> **SHORT EXERCISE**: Locate each line holding the string "document" and copy it.

****************

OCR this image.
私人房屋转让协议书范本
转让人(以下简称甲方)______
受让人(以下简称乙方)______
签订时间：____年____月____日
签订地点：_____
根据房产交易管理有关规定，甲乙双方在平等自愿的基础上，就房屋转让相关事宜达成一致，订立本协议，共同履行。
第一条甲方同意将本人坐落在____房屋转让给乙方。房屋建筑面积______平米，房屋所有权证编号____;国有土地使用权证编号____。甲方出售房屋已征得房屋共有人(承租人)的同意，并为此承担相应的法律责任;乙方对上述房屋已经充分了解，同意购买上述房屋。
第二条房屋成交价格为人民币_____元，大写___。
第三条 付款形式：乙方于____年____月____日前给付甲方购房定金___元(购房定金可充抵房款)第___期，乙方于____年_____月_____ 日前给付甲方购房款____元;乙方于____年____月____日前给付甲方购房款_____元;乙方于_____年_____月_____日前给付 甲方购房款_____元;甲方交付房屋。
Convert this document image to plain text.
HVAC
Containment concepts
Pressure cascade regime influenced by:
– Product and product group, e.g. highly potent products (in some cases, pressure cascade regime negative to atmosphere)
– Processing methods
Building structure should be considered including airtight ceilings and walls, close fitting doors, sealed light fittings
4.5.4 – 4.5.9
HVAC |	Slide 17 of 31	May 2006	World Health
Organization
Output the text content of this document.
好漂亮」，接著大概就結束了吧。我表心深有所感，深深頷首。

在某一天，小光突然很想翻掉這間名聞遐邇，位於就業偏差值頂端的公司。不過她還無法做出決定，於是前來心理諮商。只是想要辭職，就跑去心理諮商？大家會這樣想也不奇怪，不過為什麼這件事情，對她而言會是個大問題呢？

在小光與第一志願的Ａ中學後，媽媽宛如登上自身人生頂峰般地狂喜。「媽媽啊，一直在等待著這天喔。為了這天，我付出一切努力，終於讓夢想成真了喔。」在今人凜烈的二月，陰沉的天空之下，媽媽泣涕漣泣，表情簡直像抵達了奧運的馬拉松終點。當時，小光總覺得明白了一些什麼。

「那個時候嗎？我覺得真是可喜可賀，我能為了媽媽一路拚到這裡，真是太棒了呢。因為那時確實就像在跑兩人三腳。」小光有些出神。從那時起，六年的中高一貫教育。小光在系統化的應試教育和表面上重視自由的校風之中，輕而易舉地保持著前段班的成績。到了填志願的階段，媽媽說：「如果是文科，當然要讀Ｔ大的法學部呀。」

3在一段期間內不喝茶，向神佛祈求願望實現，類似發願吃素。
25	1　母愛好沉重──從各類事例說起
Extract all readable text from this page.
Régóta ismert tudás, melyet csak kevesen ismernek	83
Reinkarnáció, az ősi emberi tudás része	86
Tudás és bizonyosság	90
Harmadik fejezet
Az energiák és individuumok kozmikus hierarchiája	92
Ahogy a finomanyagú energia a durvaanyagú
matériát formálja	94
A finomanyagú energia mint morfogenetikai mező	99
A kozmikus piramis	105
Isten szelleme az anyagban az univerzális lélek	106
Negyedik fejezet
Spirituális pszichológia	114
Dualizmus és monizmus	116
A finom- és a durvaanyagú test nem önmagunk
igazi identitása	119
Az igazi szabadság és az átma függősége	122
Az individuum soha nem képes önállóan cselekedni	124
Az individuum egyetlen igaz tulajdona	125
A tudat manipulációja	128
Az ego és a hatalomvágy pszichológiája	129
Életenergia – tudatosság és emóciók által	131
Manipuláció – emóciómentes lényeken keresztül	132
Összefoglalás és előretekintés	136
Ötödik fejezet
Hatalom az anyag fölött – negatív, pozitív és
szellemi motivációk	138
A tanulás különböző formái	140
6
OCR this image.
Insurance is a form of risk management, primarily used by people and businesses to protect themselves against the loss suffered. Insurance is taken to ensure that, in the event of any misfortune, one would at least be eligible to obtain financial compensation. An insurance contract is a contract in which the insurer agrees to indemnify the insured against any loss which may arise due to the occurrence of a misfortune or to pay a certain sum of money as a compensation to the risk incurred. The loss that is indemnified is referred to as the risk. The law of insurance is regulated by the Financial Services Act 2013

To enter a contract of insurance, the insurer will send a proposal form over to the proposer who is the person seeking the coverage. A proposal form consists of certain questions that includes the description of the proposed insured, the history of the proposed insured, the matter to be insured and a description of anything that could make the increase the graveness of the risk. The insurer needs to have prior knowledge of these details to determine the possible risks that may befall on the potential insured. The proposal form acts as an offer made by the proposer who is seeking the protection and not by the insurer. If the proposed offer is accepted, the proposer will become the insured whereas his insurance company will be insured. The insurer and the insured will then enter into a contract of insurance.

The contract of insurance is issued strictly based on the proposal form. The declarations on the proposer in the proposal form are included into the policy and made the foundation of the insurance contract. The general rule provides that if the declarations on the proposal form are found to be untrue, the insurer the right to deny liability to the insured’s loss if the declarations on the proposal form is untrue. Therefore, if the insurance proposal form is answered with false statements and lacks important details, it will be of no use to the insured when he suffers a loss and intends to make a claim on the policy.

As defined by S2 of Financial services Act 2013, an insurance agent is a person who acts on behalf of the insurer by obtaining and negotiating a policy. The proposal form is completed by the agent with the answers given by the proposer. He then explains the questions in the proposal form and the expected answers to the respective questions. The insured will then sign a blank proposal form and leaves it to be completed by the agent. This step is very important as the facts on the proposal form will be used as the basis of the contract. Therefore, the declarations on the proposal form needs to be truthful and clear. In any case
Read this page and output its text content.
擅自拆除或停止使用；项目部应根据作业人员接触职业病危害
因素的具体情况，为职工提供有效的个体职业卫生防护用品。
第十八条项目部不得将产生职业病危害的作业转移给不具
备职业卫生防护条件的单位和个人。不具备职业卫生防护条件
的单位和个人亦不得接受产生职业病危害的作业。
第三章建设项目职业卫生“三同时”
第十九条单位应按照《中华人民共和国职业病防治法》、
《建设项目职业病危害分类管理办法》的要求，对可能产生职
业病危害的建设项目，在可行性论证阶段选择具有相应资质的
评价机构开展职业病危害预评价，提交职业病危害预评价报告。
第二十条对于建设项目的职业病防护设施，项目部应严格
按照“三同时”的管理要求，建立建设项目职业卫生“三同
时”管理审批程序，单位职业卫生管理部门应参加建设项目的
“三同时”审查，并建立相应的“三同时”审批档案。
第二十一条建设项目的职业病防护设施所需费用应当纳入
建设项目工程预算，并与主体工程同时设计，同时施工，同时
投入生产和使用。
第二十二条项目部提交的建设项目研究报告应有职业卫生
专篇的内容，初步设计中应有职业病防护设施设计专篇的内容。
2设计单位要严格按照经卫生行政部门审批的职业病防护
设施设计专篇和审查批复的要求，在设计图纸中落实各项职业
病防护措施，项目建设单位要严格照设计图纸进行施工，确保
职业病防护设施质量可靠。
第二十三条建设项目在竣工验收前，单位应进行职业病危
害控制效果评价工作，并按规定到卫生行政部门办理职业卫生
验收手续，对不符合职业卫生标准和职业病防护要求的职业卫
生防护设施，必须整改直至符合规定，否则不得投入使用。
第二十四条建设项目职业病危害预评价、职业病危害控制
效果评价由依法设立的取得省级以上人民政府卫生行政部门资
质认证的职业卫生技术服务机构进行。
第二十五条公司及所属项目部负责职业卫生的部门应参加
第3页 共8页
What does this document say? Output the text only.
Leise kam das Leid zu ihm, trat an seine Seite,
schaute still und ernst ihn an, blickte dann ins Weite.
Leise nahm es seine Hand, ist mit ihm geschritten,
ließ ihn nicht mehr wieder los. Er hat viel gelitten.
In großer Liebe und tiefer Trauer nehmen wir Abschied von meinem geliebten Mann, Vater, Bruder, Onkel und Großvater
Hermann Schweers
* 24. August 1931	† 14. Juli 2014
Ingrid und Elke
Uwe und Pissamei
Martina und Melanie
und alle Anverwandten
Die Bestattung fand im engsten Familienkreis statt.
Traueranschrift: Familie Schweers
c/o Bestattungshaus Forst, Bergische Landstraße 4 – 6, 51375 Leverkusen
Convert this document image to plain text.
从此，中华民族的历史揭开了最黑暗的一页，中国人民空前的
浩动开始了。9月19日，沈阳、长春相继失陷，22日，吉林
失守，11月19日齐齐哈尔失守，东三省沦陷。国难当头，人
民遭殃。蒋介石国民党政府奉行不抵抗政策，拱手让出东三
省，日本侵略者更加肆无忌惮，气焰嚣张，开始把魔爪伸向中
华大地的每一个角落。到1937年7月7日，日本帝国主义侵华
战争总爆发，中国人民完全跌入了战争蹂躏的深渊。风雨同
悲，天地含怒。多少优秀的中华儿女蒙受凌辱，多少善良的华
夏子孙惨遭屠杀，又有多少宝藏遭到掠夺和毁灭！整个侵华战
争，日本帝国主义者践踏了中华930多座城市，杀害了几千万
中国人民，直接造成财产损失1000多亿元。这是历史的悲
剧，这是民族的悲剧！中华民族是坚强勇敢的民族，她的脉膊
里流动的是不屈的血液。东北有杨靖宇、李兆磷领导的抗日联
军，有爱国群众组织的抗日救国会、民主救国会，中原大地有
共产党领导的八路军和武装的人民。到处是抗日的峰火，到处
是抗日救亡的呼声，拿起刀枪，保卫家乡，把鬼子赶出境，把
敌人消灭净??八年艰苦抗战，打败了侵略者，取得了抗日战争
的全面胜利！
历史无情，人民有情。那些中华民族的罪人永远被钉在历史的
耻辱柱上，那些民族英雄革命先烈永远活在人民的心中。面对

****************

> **ANSWER TO THIS TASK**:
Convert this document image to plain text.
Output the text content of this document.
What does this document say? Output the text only.
Convert this document image to plain text.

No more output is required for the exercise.